-- WORK TO COMPLETE --
Look through the data below. Pick out the lines holding the string "硬盘保护控制台".

====== DATA SECTION

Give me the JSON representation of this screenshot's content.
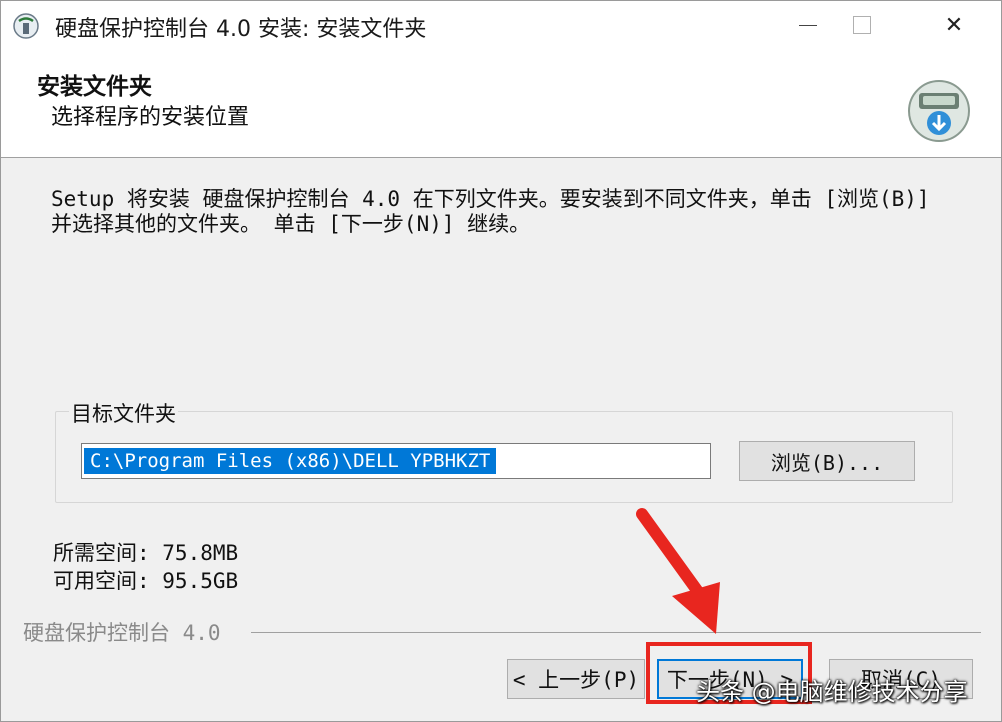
{
  "window": {
    "title": "硬盘保护控制台 4.0 安装: 安装文件夹",
    "close_glyph": "✕"
  },
  "header": {
    "title": "安装文件夹",
    "subtitle": "选择程序的安装位置",
    "icon": "installer-disk-icon"
  },
  "intro_text": "Setup 将安装 硬盘保护控制台 4.0 在下列文件夹。要安装到不同文件夹，单击 [浏览(B)] 并选择其他的文件夹。 单击 [下一步(N)] 继续。",
  "destination": {
    "group_label": "目标文件夹",
    "path": "C:\\Program Files (x86)\\DELL YPBHKZT",
    "browse_label": "浏览(B)..."
  },
  "space": {
    "required": "所需空间: 75.8MB",
    "available": "可用空间: 95.5GB"
  },
  "footer": {
    "brand": "硬盘保护控制台 4.0",
    "back_label": "< 上一步(P)",
    "next_label": "下一步(N) >",
    "cancel_label": "取消(C)"
  },
  "watermark": "头条 @电脑维修技术分享",
  "colors": {
    "accent": "#0078d7",
    "annotation": "#e8261f"
  }
}
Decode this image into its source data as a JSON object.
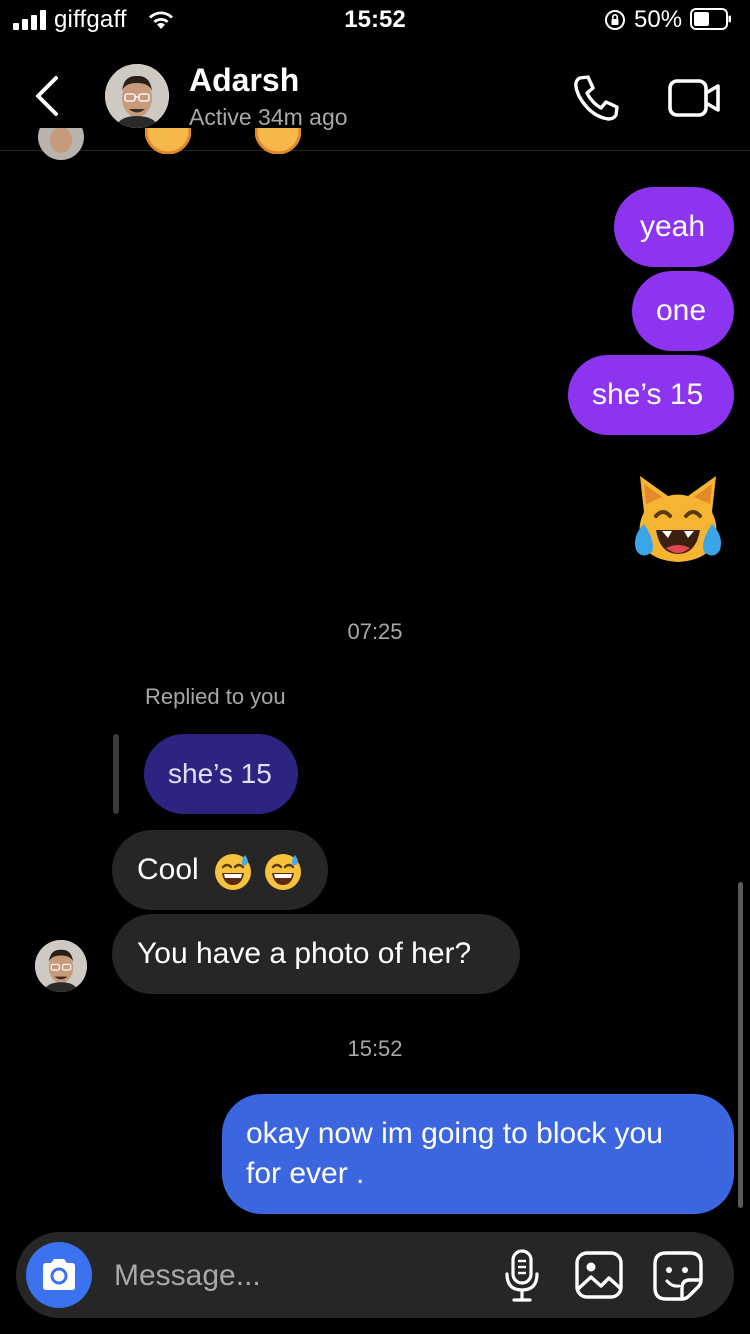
{
  "status_bar": {
    "carrier": "giffgaff",
    "time": "15:52",
    "battery": "50%",
    "battery_level": 0.5
  },
  "header": {
    "name": "Adarsh",
    "status": "Active 34m ago"
  },
  "messages": {
    "sent_1": "yeah",
    "sent_2": "one",
    "sent_3": "she’s 15",
    "timestamp_1": "07:25",
    "replied_label": "Replied to you",
    "quoted": "she’s 15",
    "recv_1": "Cool",
    "recv_2": "You have a photo of her?",
    "timestamp_2": "15:52",
    "sent_4_line1": "okay now im going to block you",
    "sent_4_line2": "for ever ."
  },
  "composer": {
    "placeholder": "Message..."
  },
  "colors": {
    "sent_bubble": "#8d34f0",
    "last_sent_bubble": "#3c66e0",
    "received_bubble": "#262626",
    "quoted_bubble": "#2d2481",
    "camera_button": "#3b72f0"
  },
  "icons": {
    "back": "chevron-left-icon",
    "call": "phone-icon",
    "video": "video-camera-icon",
    "camera": "camera-icon",
    "mic": "microphone-icon",
    "gallery": "image-icon",
    "sticker": "sticker-icon",
    "reaction_sent": "cat-tears-of-joy-emoji",
    "reaction_recv": "grinning-sweat-emoji"
  }
}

============

-- ANSWER --
    "title": "硬盘保护控制台 4.0 安装: 安装文件夹",
  "intro_text": "Setup 将安装 硬盘保护控制台 4.0 在下列文件夹。要安装到不同文件夹，单击 [浏览(B)] 并选择其他的文件夹。 单击 [下一步(N)] 继续。",
    "brand": "硬盘保护控制台 4.0",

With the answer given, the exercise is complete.